= TASK MATERIAL =
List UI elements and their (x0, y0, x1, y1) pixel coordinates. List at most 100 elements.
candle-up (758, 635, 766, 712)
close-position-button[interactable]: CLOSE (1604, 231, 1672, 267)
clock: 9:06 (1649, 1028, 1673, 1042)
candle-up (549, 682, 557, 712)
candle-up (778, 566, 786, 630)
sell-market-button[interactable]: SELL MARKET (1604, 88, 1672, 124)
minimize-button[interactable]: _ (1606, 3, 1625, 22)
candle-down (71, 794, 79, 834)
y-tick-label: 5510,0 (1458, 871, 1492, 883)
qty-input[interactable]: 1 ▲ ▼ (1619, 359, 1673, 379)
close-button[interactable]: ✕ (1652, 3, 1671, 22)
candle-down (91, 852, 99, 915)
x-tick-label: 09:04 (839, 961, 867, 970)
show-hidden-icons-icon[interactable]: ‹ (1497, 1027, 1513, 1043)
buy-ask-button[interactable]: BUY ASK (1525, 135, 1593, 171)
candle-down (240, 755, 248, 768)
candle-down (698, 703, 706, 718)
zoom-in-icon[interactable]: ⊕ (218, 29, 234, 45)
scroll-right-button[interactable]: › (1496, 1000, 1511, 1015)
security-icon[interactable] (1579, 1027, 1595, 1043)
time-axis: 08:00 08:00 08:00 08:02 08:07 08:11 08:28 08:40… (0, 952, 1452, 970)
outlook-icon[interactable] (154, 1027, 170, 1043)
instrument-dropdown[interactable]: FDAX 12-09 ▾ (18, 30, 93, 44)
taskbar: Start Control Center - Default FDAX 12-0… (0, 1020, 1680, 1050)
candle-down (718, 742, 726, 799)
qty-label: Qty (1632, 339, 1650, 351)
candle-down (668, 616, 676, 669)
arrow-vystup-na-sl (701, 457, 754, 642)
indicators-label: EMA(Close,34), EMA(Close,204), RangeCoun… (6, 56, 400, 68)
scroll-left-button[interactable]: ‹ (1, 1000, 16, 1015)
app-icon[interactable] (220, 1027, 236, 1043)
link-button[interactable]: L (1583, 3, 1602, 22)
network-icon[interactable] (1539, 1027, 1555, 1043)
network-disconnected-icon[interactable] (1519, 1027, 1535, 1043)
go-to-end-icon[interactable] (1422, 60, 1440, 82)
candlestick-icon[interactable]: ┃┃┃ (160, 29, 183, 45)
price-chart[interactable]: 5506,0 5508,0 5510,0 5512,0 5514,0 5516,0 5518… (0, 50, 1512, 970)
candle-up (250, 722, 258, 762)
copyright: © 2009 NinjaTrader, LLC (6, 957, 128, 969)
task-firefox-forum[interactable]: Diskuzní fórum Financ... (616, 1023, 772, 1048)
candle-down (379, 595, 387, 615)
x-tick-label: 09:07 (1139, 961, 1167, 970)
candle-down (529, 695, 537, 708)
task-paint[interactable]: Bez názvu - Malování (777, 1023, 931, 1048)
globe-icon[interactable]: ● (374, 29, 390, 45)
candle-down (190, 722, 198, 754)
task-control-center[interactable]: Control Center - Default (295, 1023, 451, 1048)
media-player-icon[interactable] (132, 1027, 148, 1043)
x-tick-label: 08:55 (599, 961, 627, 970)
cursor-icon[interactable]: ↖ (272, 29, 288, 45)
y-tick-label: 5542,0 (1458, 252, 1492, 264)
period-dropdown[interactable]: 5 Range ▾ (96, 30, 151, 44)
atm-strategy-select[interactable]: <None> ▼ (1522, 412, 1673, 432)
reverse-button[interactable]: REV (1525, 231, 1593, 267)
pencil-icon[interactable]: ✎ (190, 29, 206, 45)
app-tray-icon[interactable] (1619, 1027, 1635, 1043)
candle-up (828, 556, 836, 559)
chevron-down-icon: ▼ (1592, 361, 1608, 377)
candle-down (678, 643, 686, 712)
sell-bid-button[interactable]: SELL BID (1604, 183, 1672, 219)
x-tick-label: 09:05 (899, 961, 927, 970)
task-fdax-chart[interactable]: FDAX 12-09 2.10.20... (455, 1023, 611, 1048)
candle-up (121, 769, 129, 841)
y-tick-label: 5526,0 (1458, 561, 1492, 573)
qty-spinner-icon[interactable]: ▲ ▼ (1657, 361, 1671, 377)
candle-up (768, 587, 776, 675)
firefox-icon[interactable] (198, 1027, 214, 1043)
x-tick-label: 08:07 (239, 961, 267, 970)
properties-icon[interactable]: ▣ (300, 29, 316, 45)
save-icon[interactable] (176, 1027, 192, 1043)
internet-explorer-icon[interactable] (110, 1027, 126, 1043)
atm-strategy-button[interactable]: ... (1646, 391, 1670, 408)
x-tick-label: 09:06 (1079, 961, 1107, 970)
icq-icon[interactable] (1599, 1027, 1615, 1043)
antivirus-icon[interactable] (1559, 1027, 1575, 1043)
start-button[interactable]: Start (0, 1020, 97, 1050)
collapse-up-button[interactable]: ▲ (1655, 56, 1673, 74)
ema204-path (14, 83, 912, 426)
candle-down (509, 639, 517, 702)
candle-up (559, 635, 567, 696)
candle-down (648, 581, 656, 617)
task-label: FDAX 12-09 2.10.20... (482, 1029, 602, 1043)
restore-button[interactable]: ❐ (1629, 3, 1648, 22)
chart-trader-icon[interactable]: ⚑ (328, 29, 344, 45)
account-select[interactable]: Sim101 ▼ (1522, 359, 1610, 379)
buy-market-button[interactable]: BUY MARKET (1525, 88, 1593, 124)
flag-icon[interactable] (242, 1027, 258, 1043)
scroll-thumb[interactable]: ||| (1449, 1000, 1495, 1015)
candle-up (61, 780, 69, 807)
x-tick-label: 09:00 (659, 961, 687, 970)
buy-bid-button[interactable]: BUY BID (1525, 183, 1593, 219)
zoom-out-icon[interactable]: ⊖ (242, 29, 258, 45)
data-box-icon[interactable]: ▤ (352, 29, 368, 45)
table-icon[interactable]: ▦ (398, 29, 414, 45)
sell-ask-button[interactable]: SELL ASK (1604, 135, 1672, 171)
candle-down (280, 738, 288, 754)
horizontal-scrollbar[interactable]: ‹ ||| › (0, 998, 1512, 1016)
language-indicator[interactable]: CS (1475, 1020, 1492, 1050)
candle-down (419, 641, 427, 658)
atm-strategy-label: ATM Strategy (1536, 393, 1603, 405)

= PROBLEM DESCRIPTION =
Could you restate every record above word for word?

= RESULT =
List UI elements and their (x0, y0, x1, y1) pixel coordinates. List at most 100 elements.
candle-up (758, 635, 766, 712)
close-position-button[interactable]: CLOSE (1604, 231, 1672, 267)
clock: 9:06 (1649, 1028, 1673, 1042)
candle-up (549, 682, 557, 712)
candle-up (778, 566, 786, 630)
sell-market-button[interactable]: SELL MARKET (1604, 88, 1672, 124)
minimize-button[interactable]: _ (1606, 3, 1625, 22)
candle-down (71, 794, 79, 834)
y-tick-label: 5510,0 (1458, 871, 1492, 883)
qty-input[interactable]: 1 ▲ ▼ (1619, 359, 1673, 379)
close-button[interactable]: ✕ (1652, 3, 1671, 22)
candle-down (91, 852, 99, 915)
x-tick-label: 09:04 (839, 961, 867, 970)
show-hidden-icons-icon[interactable]: ‹ (1497, 1027, 1513, 1043)
buy-ask-button[interactable]: BUY ASK (1525, 135, 1593, 171)
candle-down (240, 755, 248, 768)
candle-down (698, 703, 706, 718)
zoom-in-icon[interactable]: ⊕ (218, 29, 234, 45)
scroll-right-button[interactable]: › (1496, 1000, 1511, 1015)
security-icon[interactable] (1579, 1027, 1595, 1043)
time-axis: 08:00 08:00 08:00 08:02 08:07 08:11 08:28 08:40… (0, 952, 1452, 970)
outlook-icon[interactable] (154, 1027, 170, 1043)
instrument-dropdown[interactable]: FDAX 12-09 ▾ (18, 30, 93, 44)
taskbar: Start Control Center - Default FDAX 12-0… (0, 1020, 1680, 1050)
candle-down (718, 742, 726, 799)
qty-label: Qty (1632, 339, 1650, 351)
candle-down (668, 616, 676, 669)
arrow-vystup-na-sl (701, 457, 754, 642)
indicators-label: EMA(Close,34), EMA(Close,204), RangeCoun… (6, 56, 400, 68)
scroll-left-button[interactable]: ‹ (1, 1000, 16, 1015)
app-icon[interactable] (220, 1027, 236, 1043)
link-button[interactable]: L (1583, 3, 1602, 22)
network-icon[interactable] (1539, 1027, 1555, 1043)
network-disconnected-icon[interactable] (1519, 1027, 1535, 1043)
go-to-end-icon[interactable] (1422, 60, 1440, 82)
candlestick-icon[interactable]: ┃┃┃ (160, 29, 183, 45)
price-chart[interactable]: 5506,0 5508,0 5510,0 5512,0 5514,0 5516,0 5518… (0, 50, 1512, 970)
candle-up (250, 722, 258, 762)
copyright: © 2009 NinjaTrader, LLC (6, 957, 128, 969)
task-firefox-forum[interactable]: Diskuzní fórum Financ... (616, 1023, 772, 1048)
candle-down (379, 595, 387, 615)
x-tick-label: 09:07 (1139, 961, 1167, 970)
candle-down (529, 695, 537, 708)
task-paint[interactable]: Bez názvu - Malování (777, 1023, 931, 1048)
globe-icon[interactable]: ● (374, 29, 390, 45)
candle-down (190, 722, 198, 754)
task-control-center[interactable]: Control Center - Default (295, 1023, 451, 1048)
media-player-icon[interactable] (132, 1027, 148, 1043)
x-tick-label: 08:55 (599, 961, 627, 970)
cursor-icon[interactable]: ↖ (272, 29, 288, 45)
y-tick-label: 5542,0 (1458, 252, 1492, 264)
period-dropdown[interactable]: 5 Range ▾ (96, 30, 151, 44)
atm-strategy-select[interactable]: <None> ▼ (1522, 412, 1673, 432)
reverse-button[interactable]: REV (1525, 231, 1593, 267)
pencil-icon[interactable]: ✎ (190, 29, 206, 45)
app-tray-icon[interactable] (1619, 1027, 1635, 1043)
candle-up (828, 556, 836, 559)
chevron-down-icon: ▼ (1592, 361, 1608, 377)
candle-down (678, 643, 686, 712)
sell-bid-button[interactable]: SELL BID (1604, 183, 1672, 219)
x-tick-label: 09:05 (899, 961, 927, 970)
task-fdax-chart[interactable]: FDAX 12-09 2.10.20... (455, 1023, 611, 1048)
candle-up (121, 769, 129, 841)
y-tick-label: 5526,0 (1458, 561, 1492, 573)
qty-spinner-icon[interactable]: ▲ ▼ (1657, 361, 1671, 377)
candle-up (768, 587, 776, 675)
firefox-icon[interactable] (198, 1027, 214, 1043)
x-tick-label: 08:07 (239, 961, 267, 970)
properties-icon[interactable]: ▣ (300, 29, 316, 45)
save-icon[interactable] (176, 1027, 192, 1043)
internet-explorer-icon[interactable] (110, 1027, 126, 1043)
atm-strategy-button[interactable]: ... (1646, 391, 1670, 408)
x-tick-label: 09:06 (1079, 961, 1107, 970)
icq-icon[interactable] (1599, 1027, 1615, 1043)
antivirus-icon[interactable] (1559, 1027, 1575, 1043)
start-button[interactable]: Start (0, 1020, 97, 1050)
collapse-up-button[interactable]: ▲ (1655, 56, 1673, 74)
ema204-path (14, 83, 912, 426)
candle-down (509, 639, 517, 702)
candle-up (559, 635, 567, 696)
candle-down (648, 581, 656, 617)
task-label: FDAX 12-09 2.10.20... (482, 1029, 602, 1043)
restore-button[interactable]: ❐ (1629, 3, 1648, 22)
chart-trader-icon[interactable]: ⚑ (328, 29, 344, 45)
account-select[interactable]: Sim101 ▼ (1522, 359, 1610, 379)
buy-market-button[interactable]: BUY MARKET (1525, 88, 1593, 124)
flag-icon[interactable] (242, 1027, 258, 1043)
scroll-thumb[interactable]: ||| (1449, 1000, 1495, 1015)
candle-up (61, 780, 69, 807)
x-tick-label: 09:00 (659, 961, 687, 970)
buy-bid-button[interactable]: BUY BID (1525, 183, 1593, 219)
zoom-out-icon[interactable]: ⊖ (242, 29, 258, 45)
data-box-icon[interactable]: ▤ (352, 29, 368, 45)
table-icon[interactable]: ▦ (398, 29, 414, 45)
sell-ask-button[interactable]: SELL ASK (1604, 135, 1672, 171)
candle-down (280, 738, 288, 754)
horizontal-scrollbar[interactable]: ‹ ||| › (0, 998, 1512, 1016)
language-indicator[interactable]: CS (1475, 1020, 1492, 1050)
candle-down (419, 641, 427, 658)
atm-strategy-label: ATM Strategy (1536, 393, 1603, 405)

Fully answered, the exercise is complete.